▶ Source document
+===+

The audience Fuentes attracted was the same alt-right crowd, brimming with social-media-ese and its ironic racism-as-humor detachment (their responses always seem to include at least one “LOL”) and references to memes and 4chan trends like Pepe the Frog. Fuentes’s followers adopted a variation on Pepe—with a broader mouth and eyes, longer fingers, and more sardonic smirk—named Groyper as their symbol and mascot, and began calling themselves the “Groyper army.”[31]
Fuentes rejected the white-nationalist label as an annoying encumbrance, even as he embraced every aspect of white-nationalist ideology. He insisted that he was only an “American nationalist”—even though he and his group parroted hoary white-supremacist ideas like “white genocide,” not to mention his unrepentant anti-Semitism and fanatical authoritarianism, eventually advocating for a dictatorship: “We need to take control of the media, take control of the government, and force the people to believe what we believe.”[32]
As Ben Lorber explained at Political Research Associates: “Fuentes seeks to secure a place for white nationalist concerns within the shifting consensus that defines movement conservatism. His momentum both accelerates and reflects the mainstreaming of white nationalism in U.S. politics, and highlights the challenges posed to existing ‘counter-extremism’ strategies in the face of an increasingly normalized far right.”[33]
Fuentes described this strategy on one of his podcasts:
My job, and the job of the Groypers and America First, is to keep pushing further…We’re gonna get called racist, sexist, anti-Semitic, bigoted, whatever…and when the party is where we are two years later, we’re not gonna get the credit for the ideas that become popular…but that’s OK. That’s our job. We are the right-wing flank of the Republican Party, and if we didn’t exist, the Republican Party would be falling backwards all the time, constantly falling backwards, receding into the center and the left.

+===+

▶ Dataset
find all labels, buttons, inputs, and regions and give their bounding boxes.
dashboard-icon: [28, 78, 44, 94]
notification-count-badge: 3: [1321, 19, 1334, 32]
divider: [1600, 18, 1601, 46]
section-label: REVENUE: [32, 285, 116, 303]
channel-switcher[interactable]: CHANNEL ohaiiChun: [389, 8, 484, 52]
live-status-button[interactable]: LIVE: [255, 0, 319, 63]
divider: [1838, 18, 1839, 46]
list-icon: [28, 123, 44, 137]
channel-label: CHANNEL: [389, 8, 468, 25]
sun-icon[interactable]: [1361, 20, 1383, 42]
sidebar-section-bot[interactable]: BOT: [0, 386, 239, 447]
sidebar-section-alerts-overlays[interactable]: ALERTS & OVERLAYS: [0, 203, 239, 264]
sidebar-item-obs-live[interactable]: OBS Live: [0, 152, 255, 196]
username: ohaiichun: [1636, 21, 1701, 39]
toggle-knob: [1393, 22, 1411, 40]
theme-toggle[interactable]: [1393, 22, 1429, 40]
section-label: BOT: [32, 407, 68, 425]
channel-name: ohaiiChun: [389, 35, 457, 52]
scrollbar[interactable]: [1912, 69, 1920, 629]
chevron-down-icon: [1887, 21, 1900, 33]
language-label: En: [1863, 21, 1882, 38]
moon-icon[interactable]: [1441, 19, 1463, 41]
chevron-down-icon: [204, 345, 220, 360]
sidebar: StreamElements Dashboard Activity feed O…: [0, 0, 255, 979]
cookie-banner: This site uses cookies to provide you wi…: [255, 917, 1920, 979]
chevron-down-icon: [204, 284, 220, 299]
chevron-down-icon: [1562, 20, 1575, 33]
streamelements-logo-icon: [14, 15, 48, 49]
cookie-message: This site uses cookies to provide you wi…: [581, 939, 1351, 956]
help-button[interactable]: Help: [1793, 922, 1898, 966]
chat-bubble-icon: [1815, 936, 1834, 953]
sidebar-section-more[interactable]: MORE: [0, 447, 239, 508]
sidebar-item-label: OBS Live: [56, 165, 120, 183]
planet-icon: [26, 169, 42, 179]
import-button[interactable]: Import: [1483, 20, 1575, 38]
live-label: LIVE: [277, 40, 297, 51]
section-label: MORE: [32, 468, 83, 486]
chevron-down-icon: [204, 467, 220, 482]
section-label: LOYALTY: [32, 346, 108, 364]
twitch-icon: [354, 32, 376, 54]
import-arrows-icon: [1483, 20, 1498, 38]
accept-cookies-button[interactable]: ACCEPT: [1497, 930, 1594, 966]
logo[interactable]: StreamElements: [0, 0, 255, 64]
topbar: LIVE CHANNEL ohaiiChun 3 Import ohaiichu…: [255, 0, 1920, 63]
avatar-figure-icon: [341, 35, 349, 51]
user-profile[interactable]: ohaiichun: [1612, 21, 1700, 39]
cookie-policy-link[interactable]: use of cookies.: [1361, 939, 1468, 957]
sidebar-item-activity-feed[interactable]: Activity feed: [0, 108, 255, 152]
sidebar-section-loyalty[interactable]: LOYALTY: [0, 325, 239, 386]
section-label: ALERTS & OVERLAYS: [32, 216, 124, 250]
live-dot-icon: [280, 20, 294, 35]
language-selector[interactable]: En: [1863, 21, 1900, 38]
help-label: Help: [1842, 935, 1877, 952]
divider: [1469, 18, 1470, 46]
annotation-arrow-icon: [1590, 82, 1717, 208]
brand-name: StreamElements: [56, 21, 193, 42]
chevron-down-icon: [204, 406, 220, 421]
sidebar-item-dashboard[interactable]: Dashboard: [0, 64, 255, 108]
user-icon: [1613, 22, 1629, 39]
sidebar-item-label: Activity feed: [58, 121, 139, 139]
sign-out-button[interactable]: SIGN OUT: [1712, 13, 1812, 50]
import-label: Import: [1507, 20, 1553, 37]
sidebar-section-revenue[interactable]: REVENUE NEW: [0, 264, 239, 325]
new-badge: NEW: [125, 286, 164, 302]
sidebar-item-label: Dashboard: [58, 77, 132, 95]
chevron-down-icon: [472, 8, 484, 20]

+===+

▶ Exercise details
According to the passage about Fuentes, what did his followers begin calling themselves? Rely only on the passage about Fuentes.

▶ Your response
The "Groyper army."